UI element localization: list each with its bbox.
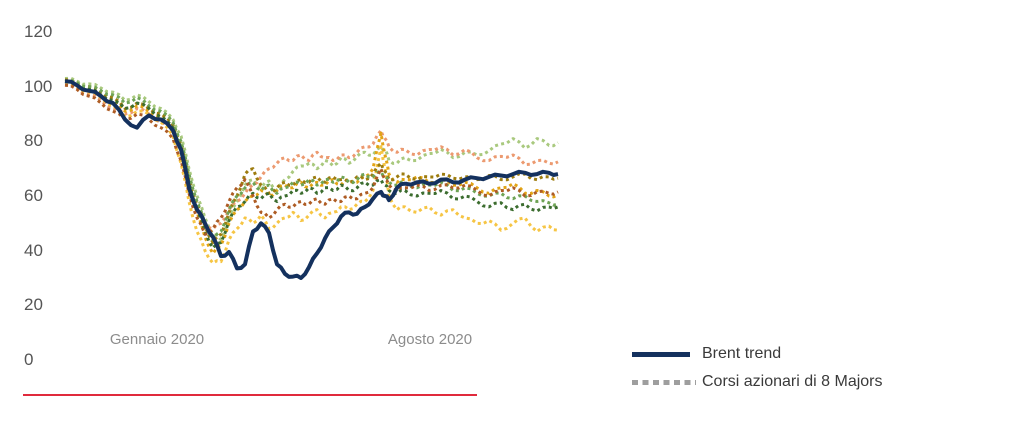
majors-dotted-line-swatch [632,379,696,385]
y-axis-tick-label: 80 [24,131,43,151]
series-line-major-5-dark-mustard [64,78,559,244]
y-axis-tick-label: 40 [24,240,43,260]
y-axis-tick-label: 0 [24,350,34,369]
legend-swatch-box [632,351,698,357]
y-axis-tick-label: 60 [24,186,43,205]
series-line-brent-trend [64,79,559,280]
legend-item-brent: Brent trend [632,340,883,368]
legend-item-majors: Corsi azionari di 8 Majors [632,368,883,396]
series-line-major-1-light-green [64,76,559,242]
y-axis-tick-label: 120 [24,22,53,41]
series-line-major-6-medium-green [64,78,559,242]
y-axis-tick-label: 100 [24,76,53,96]
legend-label-brent: Brent trend [702,345,782,362]
legend-label-majors: Corsi azionari di 8 Majors [702,373,883,390]
x-axis-label-january: Gennaio 2020 [109,331,205,348]
y-axis-tick-label: 20 [24,295,43,315]
legend-swatch-box [632,379,698,385]
series-line-major-3-bright-yellow [64,82,559,265]
x-axis-label-august: Agosto 2020 [387,331,473,348]
series-line-major-8-brown [64,83,559,236]
chart-legend: Brent trend Corsi azionari di 8 Majors [632,340,883,396]
brent-solid-line-swatch [632,351,690,357]
series-line-major-4-gold [64,79,559,255]
red-divider-line [23,394,477,396]
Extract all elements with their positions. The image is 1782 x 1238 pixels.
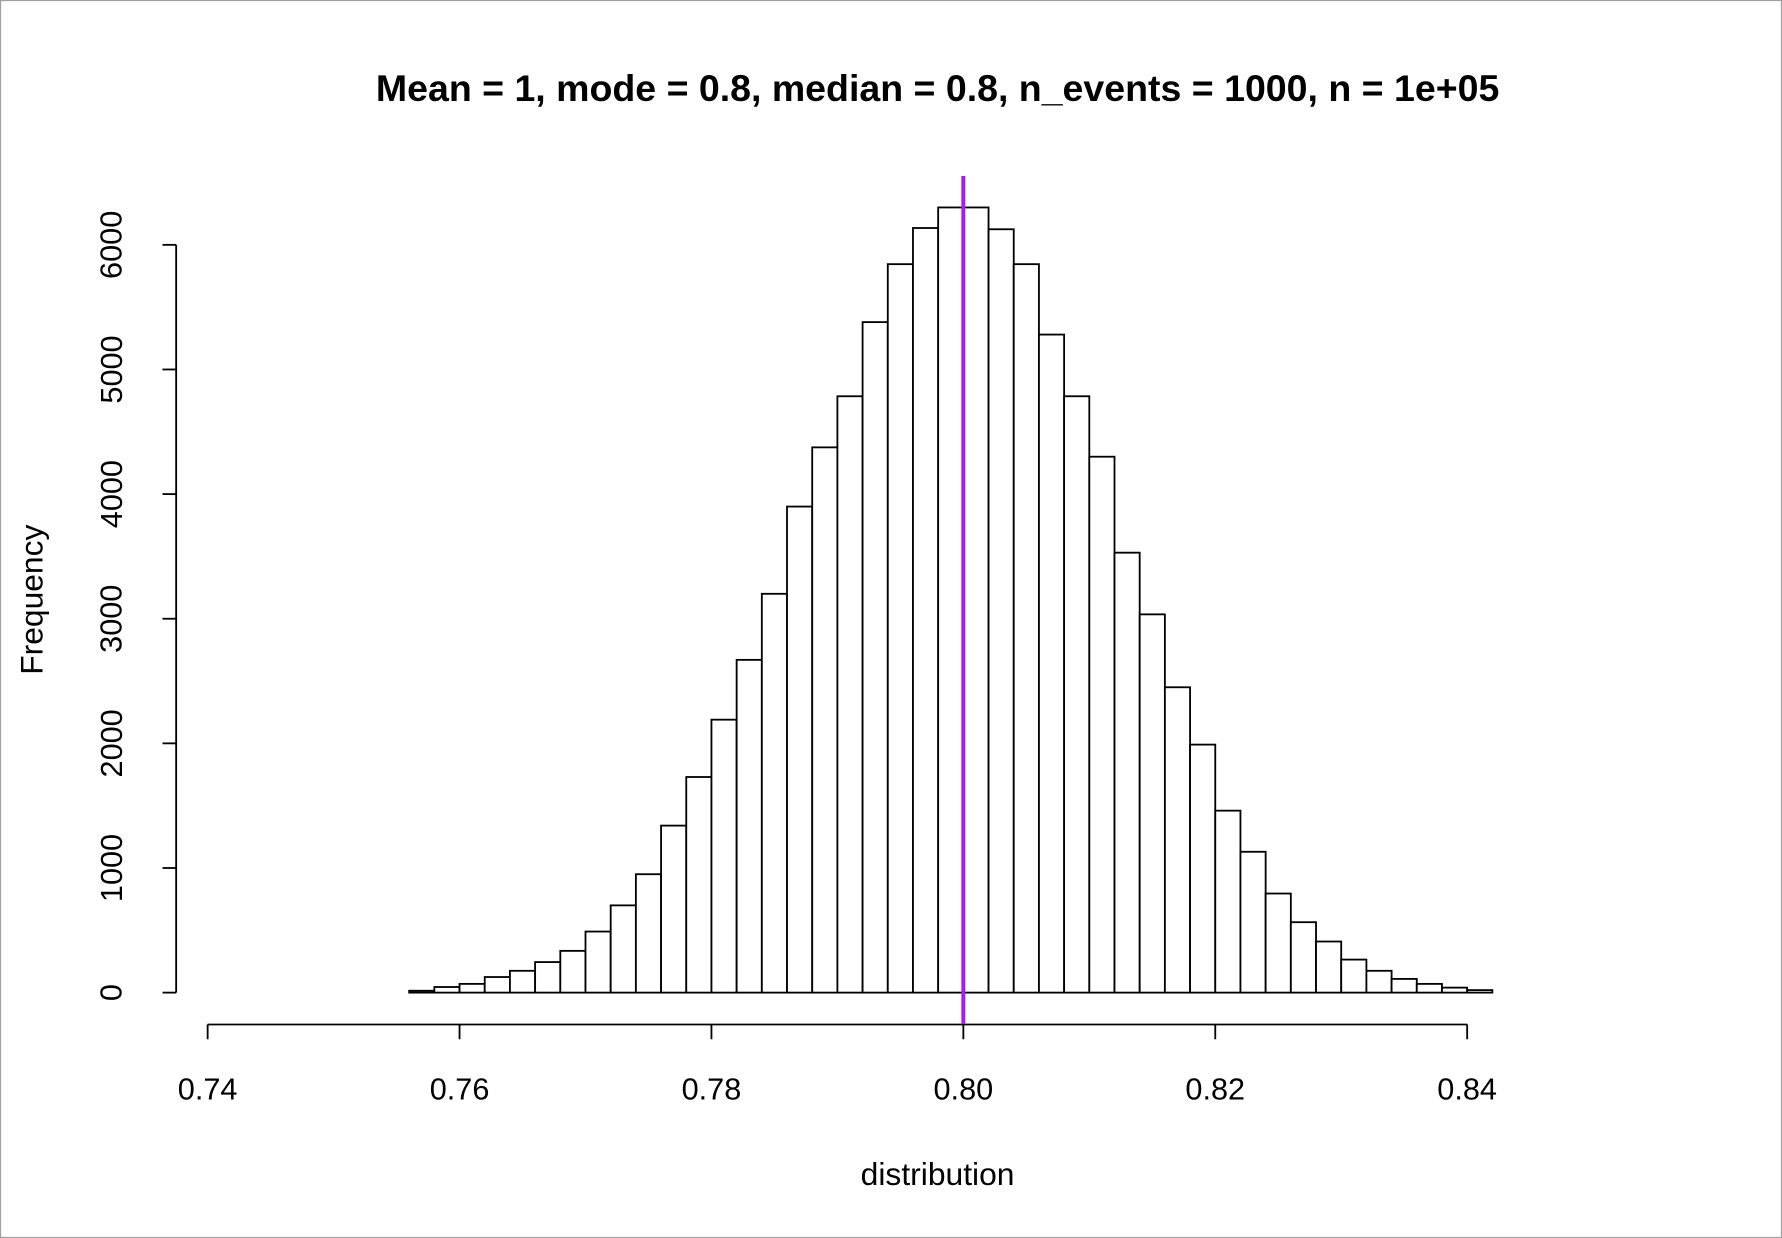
bar	[458, 982, 486, 994]
bar	[1138, 613, 1166, 994]
bar	[534, 961, 562, 994]
bar	[811, 446, 839, 994]
bar	[1289, 921, 1317, 994]
bar	[685, 776, 713, 994]
bar	[1441, 986, 1469, 994]
bar	[1365, 969, 1393, 994]
y-axis-label: Frequency	[13, 525, 49, 675]
x-tick-label: 0.84	[1437, 1073, 1497, 1107]
bar	[1390, 977, 1418, 994]
y-tick-label: 4000	[95, 460, 129, 528]
y-tick-label: 1000	[95, 834, 129, 902]
x-tick-label: 0.76	[430, 1073, 490, 1107]
bar	[937, 206, 965, 994]
bar	[886, 263, 914, 994]
y-tick-label: 2000	[95, 709, 129, 777]
bar	[433, 986, 461, 994]
x-tick-label: 0.78	[682, 1073, 742, 1107]
x-tick-label: 0.82	[1185, 1073, 1245, 1107]
bar	[1163, 686, 1191, 994]
bar	[660, 824, 688, 994]
bar	[1239, 850, 1267, 994]
bar	[1315, 940, 1343, 994]
bar	[987, 228, 1015, 994]
x-tick-label: 0.74	[178, 1073, 238, 1107]
bar	[1214, 809, 1242, 994]
bar	[912, 227, 940, 994]
bar	[1063, 395, 1091, 994]
chart-title: Mean = 1, mode = 0.8, median = 0.8, n_ev…	[376, 67, 1499, 109]
bar	[710, 718, 738, 994]
bar	[609, 904, 637, 994]
y-tick-label: 5000	[95, 335, 129, 403]
bar	[836, 395, 864, 994]
bar	[861, 321, 889, 994]
bar	[509, 969, 537, 994]
bar	[634, 873, 662, 994]
bar	[786, 505, 814, 994]
y-tick-label: 3000	[95, 585, 129, 653]
bar	[1189, 743, 1217, 994]
bar	[962, 206, 990, 994]
bar	[483, 976, 511, 994]
bar	[559, 949, 587, 994]
bar	[1415, 982, 1443, 994]
y-tick-label: 0	[95, 984, 129, 1001]
bar	[760, 592, 788, 994]
bar	[408, 989, 436, 994]
bar	[584, 930, 612, 994]
bar	[1088, 455, 1116, 994]
bar	[1012, 263, 1040, 994]
bar	[1340, 958, 1368, 994]
bar	[1038, 333, 1066, 994]
x-tick-label: 0.80	[934, 1073, 994, 1107]
bar	[1264, 892, 1292, 994]
bar	[1113, 551, 1141, 994]
y-tick-label: 6000	[95, 211, 129, 279]
x-axis-label: distribution	[861, 1156, 1015, 1192]
bar	[1466, 989, 1494, 994]
bar	[735, 658, 763, 994]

- _Task directions_:
Copy all of the lines above word for word, from the first to the last, but omit the pictures.

- _The completed task_:
UI element localization: list each with its bbox.
majors-dotted-line-swatch [632,379,696,385]
y-axis-tick-label: 80 [24,131,43,151]
series-line-major-5-dark-mustard [64,78,559,244]
y-axis-tick-label: 40 [24,240,43,260]
y-axis-tick-label: 0 [24,350,34,369]
legend-swatch-box [632,351,698,357]
y-axis-tick-label: 60 [24,186,43,205]
series-line-brent-trend [64,79,559,280]
legend-item-brent: Brent trend [632,340,883,368]
legend-item-majors: Corsi azionari di 8 Majors [632,368,883,396]
series-line-major-1-light-green [64,76,559,242]
y-axis-tick-label: 120 [24,22,53,41]
series-line-major-6-medium-green [64,78,559,242]
y-axis-tick-label: 100 [24,76,53,96]
legend-label-brent: Brent trend [702,345,782,362]
legend-label-majors: Corsi azionari di 8 Majors [702,373,883,390]
x-axis-label-january: Gennaio 2020 [109,331,205,348]
y-axis-tick-label: 20 [24,295,43,315]
legend-swatch-box [632,379,698,385]
series-line-major-3-bright-yellow [64,82,559,265]
x-axis-label-august: Agosto 2020 [387,331,473,348]
series-line-major-8-brown [64,83,559,236]
chart-legend: Brent trend Corsi azionari di 8 Majors [632,340,883,396]
brent-solid-line-swatch [632,351,690,357]
series-line-major-4-gold [64,79,559,255]
red-divider-line [23,394,477,396]
Extract all elements with their positions. The image is 1782 x 1238 pixels.
bar	[458, 982, 486, 994]
bar	[1138, 613, 1166, 994]
bar	[534, 961, 562, 994]
bar	[811, 446, 839, 994]
bar	[1289, 921, 1317, 994]
bar	[685, 776, 713, 994]
bar	[1441, 986, 1469, 994]
bar	[1365, 969, 1393, 994]
y-axis-label: Frequency	[13, 525, 49, 675]
x-tick-label: 0.84	[1437, 1073, 1497, 1107]
bar	[1390, 977, 1418, 994]
y-tick-label: 4000	[95, 460, 129, 528]
y-tick-label: 1000	[95, 834, 129, 902]
x-tick-label: 0.76	[430, 1073, 490, 1107]
bar	[937, 206, 965, 994]
bar	[886, 263, 914, 994]
y-tick-label: 2000	[95, 709, 129, 777]
bar	[433, 986, 461, 994]
x-tick-label: 0.78	[682, 1073, 742, 1107]
x-tick-label: 0.82	[1185, 1073, 1245, 1107]
bar	[1163, 686, 1191, 994]
bar	[660, 824, 688, 994]
bar	[1239, 850, 1267, 994]
bar	[1315, 940, 1343, 994]
bar	[987, 228, 1015, 994]
x-tick-label: 0.74	[178, 1073, 238, 1107]
bar	[1214, 809, 1242, 994]
bar	[912, 227, 940, 994]
bar	[1063, 395, 1091, 994]
chart-title: Mean = 1, mode = 0.8, median = 0.8, n_ev…	[376, 67, 1499, 109]
bar	[710, 718, 738, 994]
bar	[609, 904, 637, 994]
y-tick-label: 5000	[95, 335, 129, 403]
bar	[836, 395, 864, 994]
bar	[861, 321, 889, 994]
bar	[509, 969, 537, 994]
bar	[634, 873, 662, 994]
bar	[786, 505, 814, 994]
y-tick-label: 3000	[95, 585, 129, 653]
bar	[1189, 743, 1217, 994]
bar	[962, 206, 990, 994]
bar	[483, 976, 511, 994]
bar	[559, 949, 587, 994]
bar	[1415, 982, 1443, 994]
y-tick-label: 0	[95, 984, 129, 1001]
bar	[760, 592, 788, 994]
bar	[408, 989, 436, 994]
bar	[584, 930, 612, 994]
bar	[1088, 455, 1116, 994]
bar	[1012, 263, 1040, 994]
bar	[1340, 958, 1368, 994]
bar	[1038, 333, 1066, 994]
x-tick-label: 0.80	[934, 1073, 994, 1107]
bar	[1264, 892, 1292, 994]
bar	[1113, 551, 1141, 994]
y-tick-label: 6000	[95, 211, 129, 279]
x-axis-label: distribution	[861, 1156, 1015, 1192]
bar	[1466, 989, 1494, 994]
bar	[735, 658, 763, 994]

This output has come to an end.